Instructions to follow:
The entries below should be output exactly as written.

[Records]

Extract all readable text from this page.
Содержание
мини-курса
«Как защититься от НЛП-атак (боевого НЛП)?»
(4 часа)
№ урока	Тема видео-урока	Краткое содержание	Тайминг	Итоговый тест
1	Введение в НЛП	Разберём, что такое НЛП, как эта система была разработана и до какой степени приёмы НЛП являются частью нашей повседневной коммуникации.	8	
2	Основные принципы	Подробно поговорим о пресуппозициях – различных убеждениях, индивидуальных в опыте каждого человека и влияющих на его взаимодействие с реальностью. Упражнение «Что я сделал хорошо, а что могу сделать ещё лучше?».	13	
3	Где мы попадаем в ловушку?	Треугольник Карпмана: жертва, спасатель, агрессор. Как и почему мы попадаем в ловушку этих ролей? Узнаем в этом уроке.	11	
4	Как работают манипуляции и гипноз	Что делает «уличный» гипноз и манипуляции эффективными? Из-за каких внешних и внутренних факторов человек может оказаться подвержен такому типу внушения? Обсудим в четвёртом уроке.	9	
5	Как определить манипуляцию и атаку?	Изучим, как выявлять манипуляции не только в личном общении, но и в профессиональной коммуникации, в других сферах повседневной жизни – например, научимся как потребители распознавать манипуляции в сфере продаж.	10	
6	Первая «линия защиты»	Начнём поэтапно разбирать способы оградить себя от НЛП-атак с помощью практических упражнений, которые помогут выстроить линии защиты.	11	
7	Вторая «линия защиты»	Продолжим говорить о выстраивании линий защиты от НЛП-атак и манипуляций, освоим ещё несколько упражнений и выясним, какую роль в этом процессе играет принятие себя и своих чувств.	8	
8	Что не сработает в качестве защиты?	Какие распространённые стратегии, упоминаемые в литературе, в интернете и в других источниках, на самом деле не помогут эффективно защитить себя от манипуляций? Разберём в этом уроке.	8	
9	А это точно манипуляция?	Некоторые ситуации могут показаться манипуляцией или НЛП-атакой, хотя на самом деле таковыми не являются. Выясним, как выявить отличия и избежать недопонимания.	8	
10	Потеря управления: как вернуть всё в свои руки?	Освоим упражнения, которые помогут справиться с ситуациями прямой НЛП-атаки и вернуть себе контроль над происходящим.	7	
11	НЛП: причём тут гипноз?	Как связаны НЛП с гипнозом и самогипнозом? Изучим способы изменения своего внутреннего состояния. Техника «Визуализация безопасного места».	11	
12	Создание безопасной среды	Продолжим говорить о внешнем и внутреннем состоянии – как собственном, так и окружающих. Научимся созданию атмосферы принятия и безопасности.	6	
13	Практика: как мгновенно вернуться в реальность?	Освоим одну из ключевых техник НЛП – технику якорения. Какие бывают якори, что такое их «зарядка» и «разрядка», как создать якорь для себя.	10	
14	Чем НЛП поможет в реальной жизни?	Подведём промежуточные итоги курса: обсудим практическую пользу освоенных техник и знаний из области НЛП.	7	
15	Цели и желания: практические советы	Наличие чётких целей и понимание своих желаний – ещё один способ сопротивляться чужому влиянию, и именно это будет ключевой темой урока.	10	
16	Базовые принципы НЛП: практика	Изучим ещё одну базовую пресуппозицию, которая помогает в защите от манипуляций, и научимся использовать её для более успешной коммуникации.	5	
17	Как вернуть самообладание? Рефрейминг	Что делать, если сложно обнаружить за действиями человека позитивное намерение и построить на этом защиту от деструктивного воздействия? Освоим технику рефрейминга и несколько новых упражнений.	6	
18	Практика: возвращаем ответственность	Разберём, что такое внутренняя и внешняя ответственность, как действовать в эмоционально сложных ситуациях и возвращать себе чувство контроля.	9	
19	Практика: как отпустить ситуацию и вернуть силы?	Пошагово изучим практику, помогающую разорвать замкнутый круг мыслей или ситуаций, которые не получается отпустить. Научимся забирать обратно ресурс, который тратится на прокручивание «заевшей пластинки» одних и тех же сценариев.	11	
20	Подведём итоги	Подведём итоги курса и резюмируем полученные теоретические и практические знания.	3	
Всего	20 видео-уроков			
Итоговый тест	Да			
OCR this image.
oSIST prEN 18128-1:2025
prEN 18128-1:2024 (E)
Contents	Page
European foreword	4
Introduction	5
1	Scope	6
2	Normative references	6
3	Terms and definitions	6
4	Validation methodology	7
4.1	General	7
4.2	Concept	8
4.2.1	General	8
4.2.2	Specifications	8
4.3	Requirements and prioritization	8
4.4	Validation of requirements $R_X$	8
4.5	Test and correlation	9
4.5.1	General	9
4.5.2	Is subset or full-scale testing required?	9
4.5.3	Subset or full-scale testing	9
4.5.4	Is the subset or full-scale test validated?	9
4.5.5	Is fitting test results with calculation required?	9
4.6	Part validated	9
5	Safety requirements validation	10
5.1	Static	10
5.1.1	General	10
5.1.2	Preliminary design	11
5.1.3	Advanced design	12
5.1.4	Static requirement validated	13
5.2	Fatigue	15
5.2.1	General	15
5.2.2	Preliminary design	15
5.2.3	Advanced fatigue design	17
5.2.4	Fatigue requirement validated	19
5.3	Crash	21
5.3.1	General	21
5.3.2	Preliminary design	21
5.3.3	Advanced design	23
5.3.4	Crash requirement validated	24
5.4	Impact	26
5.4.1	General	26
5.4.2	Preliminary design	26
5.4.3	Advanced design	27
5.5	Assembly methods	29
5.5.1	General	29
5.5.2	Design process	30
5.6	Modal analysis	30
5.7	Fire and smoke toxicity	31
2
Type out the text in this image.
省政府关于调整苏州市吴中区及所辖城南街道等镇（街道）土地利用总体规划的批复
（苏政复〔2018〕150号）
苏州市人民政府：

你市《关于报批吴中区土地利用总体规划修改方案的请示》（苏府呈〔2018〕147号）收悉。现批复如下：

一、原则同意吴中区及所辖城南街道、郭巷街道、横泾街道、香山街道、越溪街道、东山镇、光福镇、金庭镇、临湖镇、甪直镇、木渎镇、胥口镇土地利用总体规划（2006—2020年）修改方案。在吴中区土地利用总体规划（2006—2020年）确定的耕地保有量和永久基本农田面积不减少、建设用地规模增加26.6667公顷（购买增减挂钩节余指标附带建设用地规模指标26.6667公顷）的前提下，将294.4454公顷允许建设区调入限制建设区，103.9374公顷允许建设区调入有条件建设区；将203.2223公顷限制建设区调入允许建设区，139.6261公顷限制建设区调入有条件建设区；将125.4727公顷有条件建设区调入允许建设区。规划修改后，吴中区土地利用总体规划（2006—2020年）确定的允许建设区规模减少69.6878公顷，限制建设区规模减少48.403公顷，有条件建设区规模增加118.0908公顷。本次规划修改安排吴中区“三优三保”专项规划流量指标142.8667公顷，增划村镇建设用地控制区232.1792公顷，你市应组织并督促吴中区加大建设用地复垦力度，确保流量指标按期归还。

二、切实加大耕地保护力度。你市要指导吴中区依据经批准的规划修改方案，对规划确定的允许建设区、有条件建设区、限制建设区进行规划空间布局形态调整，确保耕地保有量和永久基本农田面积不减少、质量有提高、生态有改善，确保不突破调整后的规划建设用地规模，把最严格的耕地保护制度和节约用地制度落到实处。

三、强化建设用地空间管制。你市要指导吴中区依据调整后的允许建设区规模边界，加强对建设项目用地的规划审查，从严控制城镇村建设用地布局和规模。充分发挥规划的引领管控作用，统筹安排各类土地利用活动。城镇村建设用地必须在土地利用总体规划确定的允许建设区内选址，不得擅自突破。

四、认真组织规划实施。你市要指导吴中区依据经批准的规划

Full output:
Extract all readable text from this page.
Содержание
мини-курса
«Как защититься от НЛП-атак (боевого НЛП)?»
(4 часа)
№ урока	Тема видео-урока	Краткое содержание	Тайминг	Итоговый тест
1	Введение в НЛП	Разберём, что такое НЛП, как эта система была разработана и до какой степени приёмы НЛП являются частью нашей повседневной коммуникации.	8	
2	Основные принципы	Подробно поговорим о пресуппозициях – различных убеждениях, индивидуальных в опыте каждого человека и влияющих на его взаимодействие с реальностью. Упражнение «Что я сделал хорошо, а что могу сделать ещё лучше?».	13	
3	Где мы попадаем в ловушку?	Треугольник Карпмана: жертва, спасатель, агрессор. Как и почему мы попадаем в ловушку этих ролей? Узнаем в этом уроке.	11	
4	Как работают манипуляции и гипноз	Что делает «уличный» гипноз и манипуляции эффективными? Из-за каких внешних и внутренних факторов человек может оказаться подвержен такому типу внушения? Обсудим в четвёртом уроке.	9	
5	Как определить манипуляцию и атаку?	Изучим, как выявлять манипуляции не только в личном общении, но и в профессиональной коммуникации, в других сферах повседневной жизни – например, научимся как потребители распознавать манипуляции в сфере продаж.	10	
6	Первая «линия защиты»	Начнём поэтапно разбирать способы оградить себя от НЛП-атак с помощью практических упражнений, которые помогут выстроить линии защиты.	11	
7	Вторая «линия защиты»	Продолжим говорить о выстраивании линий защиты от НЛП-атак и манипуляций, освоим ещё несколько упражнений и выясним, какую роль в этом процессе играет принятие себя и своих чувств.	8	
8	Что не сработает в качестве защиты?	Какие распространённые стратегии, упоминаемые в литературе, в интернете и в других источниках, на самом деле не помогут эффективно защитить себя от манипуляций? Разберём в этом уроке.	8	
9	А это точно манипуляция?	Некоторые ситуации могут показаться манипуляцией или НЛП-атакой, хотя на самом деле таковыми не являются. Выясним, как выявить отличия и избежать недопонимания.	8	
10	Потеря управления: как вернуть всё в свои руки?	Освоим упражнения, которые помогут справиться с ситуациями прямой НЛП-атаки и вернуть себе контроль над происходящим.	7	
11	НЛП: причём тут гипноз?	Как связаны НЛП с гипнозом и самогипнозом? Изучим способы изменения своего внутреннего состояния. Техника «Визуализация безопасного места».	11	
12	Создание безопасной среды	Продолжим говорить о внешнем и внутреннем состоянии – как собственном, так и окружающих. Научимся созданию атмосферы принятия и безопасности.	6	
13	Практика: как мгновенно вернуться в реальность?	Освоим одну из ключевых техник НЛП – технику якорения. Какие бывают якори, что такое их «зарядка» и «разрядка», как создать якорь для себя.	10	
14	Чем НЛП поможет в реальной жизни?	Подведём промежуточные итоги курса: обсудим практическую пользу освоенных техник и знаний из области НЛП.	7	
15	Цели и желания: практические советы	Наличие чётких целей и понимание своих желаний – ещё один способ сопротивляться чужому влиянию, и именно это будет ключевой темой урока.	10	
16	Базовые принципы НЛП: практика	Изучим ещё одну базовую пресуппозицию, которая помогает в защите от манипуляций, и научимся использовать её для более успешной коммуникации.	5	
17	Как вернуть самообладание? Рефрейминг	Что делать, если сложно обнаружить за действиями человека позитивное намерение и построить на этом защиту от деструктивного воздействия? Освоим технику рефрейминга и несколько новых упражнений.	6	
18	Практика: возвращаем ответственность	Разберём, что такое внутренняя и внешняя ответственность, как действовать в эмоционально сложных ситуациях и возвращать себе чувство контроля.	9	
19	Практика: как отпустить ситуацию и вернуть силы?	Пошагово изучим практику, помогающую разорвать замкнутый круг мыслей или ситуаций, которые не получается отпустить. Научимся забирать обратно ресурс, который тратится на прокручивание «заевшей пластинки» одних и тех же сценариев.	11	
20	Подведём итоги	Подведём итоги курса и резюмируем полученные теоретические и практические знания.	3	
Всего	20 видео-уроков			
Итоговый тест	Да			
OCR this image.
oSIST prEN 18128-1:2025
prEN 18128-1:2024 (E)
Contents	Page
European foreword	4
Introduction	5
1	Scope	6
2	Normative references	6
3	Terms and definitions	6
4	Validation methodology	7
4.1	General	7
4.2	Concept	8
4.2.1	General	8
4.2.2	Specifications	8
4.3	Requirements and prioritization	8
4.4	Validation of requirements $R_X$	8
4.5	Test and correlation	9
4.5.1	General	9
4.5.2	Is subset or full-scale testing required?	9
4.5.3	Subset or full-scale testing	9
4.5.4	Is the subset or full-scale test validated?	9
4.5.5	Is fitting test results with calculation required?	9
4.6	Part validated	9
5	Safety requirements validation	10
5.1	Static	10
5.1.1	General	10
5.1.2	Preliminary design	11
5.1.3	Advanced design	12
5.1.4	Static requirement validated	13
5.2	Fatigue	15
5.2.1	General	15
5.2.2	Preliminary design	15
5.2.3	Advanced fatigue design	17
5.2.4	Fatigue requirement validated	19
5.3	Crash	21
5.3.1	General	21
5.3.2	Preliminary design	21
5.3.3	Advanced design	23
5.3.4	Crash requirement validated	24
5.4	Impact	26
5.4.1	General	26
5.4.2	Preliminary design	26
5.4.3	Advanced design	27
5.5	Assembly methods	29
5.5.1	General	29
5.5.2	Design process	30
5.6	Modal analysis	30
5.7	Fire and smoke toxicity	31
2
Type out the text in this image.
省政府关于调整苏州市吴中区及所辖城南街道等镇（街道）土地利用总体规划的批复
（苏政复〔2018〕150号）
苏州市人民政府：

你市《关于报批吴中区土地利用总体规划修改方案的请示》（苏府呈〔2018〕147号）收悉。现批复如下：

一、原则同意吴中区及所辖城南街道、郭巷街道、横泾街道、香山街道、越溪街道、东山镇、光福镇、金庭镇、临湖镇、甪直镇、木渎镇、胥口镇土地利用总体规划（2006—2020年）修改方案。在吴中区土地利用总体规划（2006—2020年）确定的耕地保有量和永久基本农田面积不减少、建设用地规模增加26.6667公顷（购买增减挂钩节余指标附带建设用地规模指标26.6667公顷）的前提下，将294.4454公顷允许建设区调入限制建设区，103.9374公顷允许建设区调入有条件建设区；将203.2223公顷限制建设区调入允许建设区，139.6261公顷限制建设区调入有条件建设区；将125.4727公顷有条件建设区调入允许建设区。规划修改后，吴中区土地利用总体规划（2006—2020年）确定的允许建设区规模减少69.6878公顷，限制建设区规模减少48.403公顷，有条件建设区规模增加118.0908公顷。本次规划修改安排吴中区“三优三保”专项规划流量指标142.8667公顷，增划村镇建设用地控制区232.1792公顷，你市应组织并督促吴中区加大建设用地复垦力度，确保流量指标按期归还。

二、切实加大耕地保护力度。你市要指导吴中区依据经批准的规划修改方案，对规划确定的允许建设区、有条件建设区、限制建设区进行规划空间布局形态调整，确保耕地保有量和永久基本农田面积不减少、质量有提高、生态有改善，确保不突破调整后的规划建设用地规模，把最严格的耕地保护制度和节约用地制度落到实处。

三、强化建设用地空间管制。你市要指导吴中区依据调整后的允许建设区规模边界，加强对建设项目用地的规划审查，从严控制城镇村建设用地布局和规模。充分发挥规划的引领管控作用，统筹安排各类土地利用活动。城镇村建设用地必须在土地利用总体规划确定的允许建设区内选址，不得擅自突破。

四、认真组织规划实施。你市要指导吴中区依据经批准的规划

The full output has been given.